WHAT YOU HAVE TO DO →
Below are some records; reproduce every one of them exactly.

RECORDS SHOWN →
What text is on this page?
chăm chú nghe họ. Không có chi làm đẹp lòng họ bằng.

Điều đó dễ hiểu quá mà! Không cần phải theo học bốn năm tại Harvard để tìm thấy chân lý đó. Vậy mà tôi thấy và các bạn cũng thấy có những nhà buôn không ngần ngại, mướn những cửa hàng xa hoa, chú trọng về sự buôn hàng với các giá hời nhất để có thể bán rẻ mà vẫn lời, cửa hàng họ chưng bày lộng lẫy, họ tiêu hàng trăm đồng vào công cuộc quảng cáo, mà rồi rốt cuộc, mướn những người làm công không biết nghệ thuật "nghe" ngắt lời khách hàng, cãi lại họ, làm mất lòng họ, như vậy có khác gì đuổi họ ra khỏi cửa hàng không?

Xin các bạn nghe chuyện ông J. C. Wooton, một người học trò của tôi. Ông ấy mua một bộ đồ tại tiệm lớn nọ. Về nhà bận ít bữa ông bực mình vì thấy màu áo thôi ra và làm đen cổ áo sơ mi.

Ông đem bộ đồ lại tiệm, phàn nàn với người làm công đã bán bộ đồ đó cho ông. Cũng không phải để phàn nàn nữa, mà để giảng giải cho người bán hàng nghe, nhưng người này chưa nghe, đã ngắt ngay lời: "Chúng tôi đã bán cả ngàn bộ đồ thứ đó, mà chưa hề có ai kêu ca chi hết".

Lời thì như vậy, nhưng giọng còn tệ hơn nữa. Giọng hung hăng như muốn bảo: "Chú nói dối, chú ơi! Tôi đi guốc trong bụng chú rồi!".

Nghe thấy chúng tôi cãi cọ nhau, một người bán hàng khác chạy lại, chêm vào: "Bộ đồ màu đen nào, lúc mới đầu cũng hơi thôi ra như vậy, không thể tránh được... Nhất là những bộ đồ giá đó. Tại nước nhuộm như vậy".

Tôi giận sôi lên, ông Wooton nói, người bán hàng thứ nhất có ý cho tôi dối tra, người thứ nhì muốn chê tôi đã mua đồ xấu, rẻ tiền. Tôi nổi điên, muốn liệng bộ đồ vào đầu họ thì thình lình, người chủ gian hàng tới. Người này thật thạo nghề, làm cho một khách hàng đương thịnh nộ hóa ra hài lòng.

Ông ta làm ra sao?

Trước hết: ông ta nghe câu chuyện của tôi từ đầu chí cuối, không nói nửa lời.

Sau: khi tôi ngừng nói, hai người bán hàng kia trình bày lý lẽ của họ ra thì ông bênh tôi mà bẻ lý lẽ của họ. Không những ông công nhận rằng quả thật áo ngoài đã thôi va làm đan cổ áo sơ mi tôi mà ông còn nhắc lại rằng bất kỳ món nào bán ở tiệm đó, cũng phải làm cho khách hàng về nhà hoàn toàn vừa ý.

SOLUTION FOR THIS EXERCISE →
What text is on this page?
chăm chú nghe họ. Không có chi làm đẹp lòng họ bằng.

Điều đó dễ hiểu quá mà! Không cần phải theo học bốn năm tại Harvard để tìm thấy chân lý đó. Vậy mà tôi thấy và các bạn cũng thấy có những nhà buôn không ngần ngại, mướn những cửa hàng xa hoa, chú trọng về sự buôn hàng với các giá hời nhất để có thể bán rẻ mà vẫn lời, cửa hàng họ chưng bày lộng lẫy, họ tiêu hàng trăm đồng vào công cuộc quảng cáo, mà rồi rốt cuộc, mướn những người làm công không biết nghệ thuật "nghe" ngắt lời khách hàng, cãi lại họ, làm mất lòng họ, như vậy có khác gì đuổi họ ra khỏi cửa hàng không?

Xin các bạn nghe chuyện ông J. C. Wooton, một người học trò của tôi. Ông ấy mua một bộ đồ tại tiệm lớn nọ. Về nhà bận ít bữa ông bực mình vì thấy màu áo thôi ra và làm đen cổ áo sơ mi.

Ông đem bộ đồ lại tiệm, phàn nàn với người làm công đã bán bộ đồ đó cho ông. Cũng không phải để phàn nàn nữa, mà để giảng giải cho người bán hàng nghe, nhưng người này chưa nghe, đã ngắt ngay lời: "Chúng tôi đã bán cả ngàn bộ đồ thứ đó, mà chưa hề có ai kêu ca chi hết".

Lời thì như vậy, nhưng giọng còn tệ hơn nữa. Giọng hung hăng như muốn bảo: "Chú nói dối, chú ơi! Tôi đi guốc trong bụng chú rồi!".

Nghe thấy chúng tôi cãi cọ nhau, một người bán hàng khác chạy lại, chêm vào: "Bộ đồ màu đen nào, lúc mới đầu cũng hơi thôi ra như vậy, không thể tránh được... Nhất là những bộ đồ giá đó. Tại nước nhuộm như vậy".

Tôi giận sôi lên, ông Wooton nói, người bán hàng thứ nhất có ý cho tôi dối tra, người thứ nhì muốn chê tôi đã mua đồ xấu, rẻ tiền. Tôi nổi điên, muốn liệng bộ đồ vào đầu họ thì thình lình, người chủ gian hàng tới. Người này thật thạo nghề, làm cho một khách hàng đương thịnh nộ hóa ra hài lòng.

Ông ta làm ra sao?

Trước hết: ông ta nghe câu chuyện của tôi từ đầu chí cuối, không nói nửa lời.

Sau: khi tôi ngừng nói, hai người bán hàng kia trình bày lý lẽ của họ ra thì ông bênh tôi mà bẻ lý lẽ của họ. Không những ông công nhận rằng quả thật áo ngoài đã thôi va làm đan cổ áo sơ mi tôi mà ông còn nhắc lại rằng bất kỳ món nào bán ở tiệm đó, cũng phải làm cho khách hàng về nhà hoàn toàn vừa ý.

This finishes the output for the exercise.